_What you will do_
Copy all the material that follows, keeping every character the same.

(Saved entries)
►

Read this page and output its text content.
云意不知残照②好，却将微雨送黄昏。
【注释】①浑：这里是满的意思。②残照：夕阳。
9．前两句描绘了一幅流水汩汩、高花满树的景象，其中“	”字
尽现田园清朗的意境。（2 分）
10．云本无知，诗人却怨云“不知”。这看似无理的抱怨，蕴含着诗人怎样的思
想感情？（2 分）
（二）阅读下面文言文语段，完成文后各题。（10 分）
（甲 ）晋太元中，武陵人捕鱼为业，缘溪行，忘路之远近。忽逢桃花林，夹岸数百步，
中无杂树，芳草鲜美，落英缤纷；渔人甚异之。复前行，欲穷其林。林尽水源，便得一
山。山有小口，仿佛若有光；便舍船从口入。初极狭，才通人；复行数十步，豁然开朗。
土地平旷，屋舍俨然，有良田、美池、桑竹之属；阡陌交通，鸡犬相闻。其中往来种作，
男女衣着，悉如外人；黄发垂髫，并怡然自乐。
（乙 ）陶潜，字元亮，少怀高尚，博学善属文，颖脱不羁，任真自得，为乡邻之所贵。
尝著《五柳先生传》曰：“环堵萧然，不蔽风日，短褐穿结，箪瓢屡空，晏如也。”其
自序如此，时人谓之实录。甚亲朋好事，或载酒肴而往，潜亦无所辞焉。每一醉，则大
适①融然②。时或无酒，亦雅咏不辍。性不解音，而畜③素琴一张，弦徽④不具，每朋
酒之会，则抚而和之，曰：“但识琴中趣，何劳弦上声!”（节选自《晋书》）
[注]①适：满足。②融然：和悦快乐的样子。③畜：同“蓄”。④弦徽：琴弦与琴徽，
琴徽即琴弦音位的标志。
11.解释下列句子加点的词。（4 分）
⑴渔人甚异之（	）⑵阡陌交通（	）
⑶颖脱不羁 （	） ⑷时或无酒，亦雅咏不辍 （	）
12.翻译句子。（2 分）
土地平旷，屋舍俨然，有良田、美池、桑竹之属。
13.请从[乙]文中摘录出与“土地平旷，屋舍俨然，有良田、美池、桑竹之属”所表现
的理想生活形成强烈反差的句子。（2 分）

◄

_Answer for this exercise_
Read this page and output its text content.
云意不知残照②好，却将微雨送黄昏。
【注释】①浑：这里是满的意思。②残照：夕阳。
9．前两句描绘了一幅流水汩汩、高花满树的景象，其中“	”字
尽现田园清朗的意境。（2 分）
10．云本无知，诗人却怨云“不知”。这看似无理的抱怨，蕴含着诗人怎样的思
想感情？（2 分）
（二）阅读下面文言文语段，完成文后各题。（10 分）
（甲 ）晋太元中，武陵人捕鱼为业，缘溪行，忘路之远近。忽逢桃花林，夹岸数百步，
中无杂树，芳草鲜美，落英缤纷；渔人甚异之。复前行，欲穷其林。林尽水源，便得一
山。山有小口，仿佛若有光；便舍船从口入。初极狭，才通人；复行数十步，豁然开朗。
土地平旷，屋舍俨然，有良田、美池、桑竹之属；阡陌交通，鸡犬相闻。其中往来种作，
男女衣着，悉如外人；黄发垂髫，并怡然自乐。
（乙 ）陶潜，字元亮，少怀高尚，博学善属文，颖脱不羁，任真自得，为乡邻之所贵。
尝著《五柳先生传》曰：“环堵萧然，不蔽风日，短褐穿结，箪瓢屡空，晏如也。”其
自序如此，时人谓之实录。甚亲朋好事，或载酒肴而往，潜亦无所辞焉。每一醉，则大
适①融然②。时或无酒，亦雅咏不辍。性不解音，而畜③素琴一张，弦徽④不具，每朋
酒之会，则抚而和之，曰：“但识琴中趣，何劳弦上声!”（节选自《晋书》）
[注]①适：满足。②融然：和悦快乐的样子。③畜：同“蓄”。④弦徽：琴弦与琴徽，
琴徽即琴弦音位的标志。
11.解释下列句子加点的词。（4 分）
⑴渔人甚异之（	）⑵阡陌交通（	）
⑶颖脱不羁 （	） ⑷时或无酒，亦雅咏不辍 （	）
12.翻译句子。（2 分）
土地平旷，屋舍俨然，有良田、美池、桑竹之属。
13.请从[乙]文中摘录出与“土地平旷，屋舍俨然，有良田、美池、桑竹之属”所表现
的理想生活形成强烈反差的句子。（2 分）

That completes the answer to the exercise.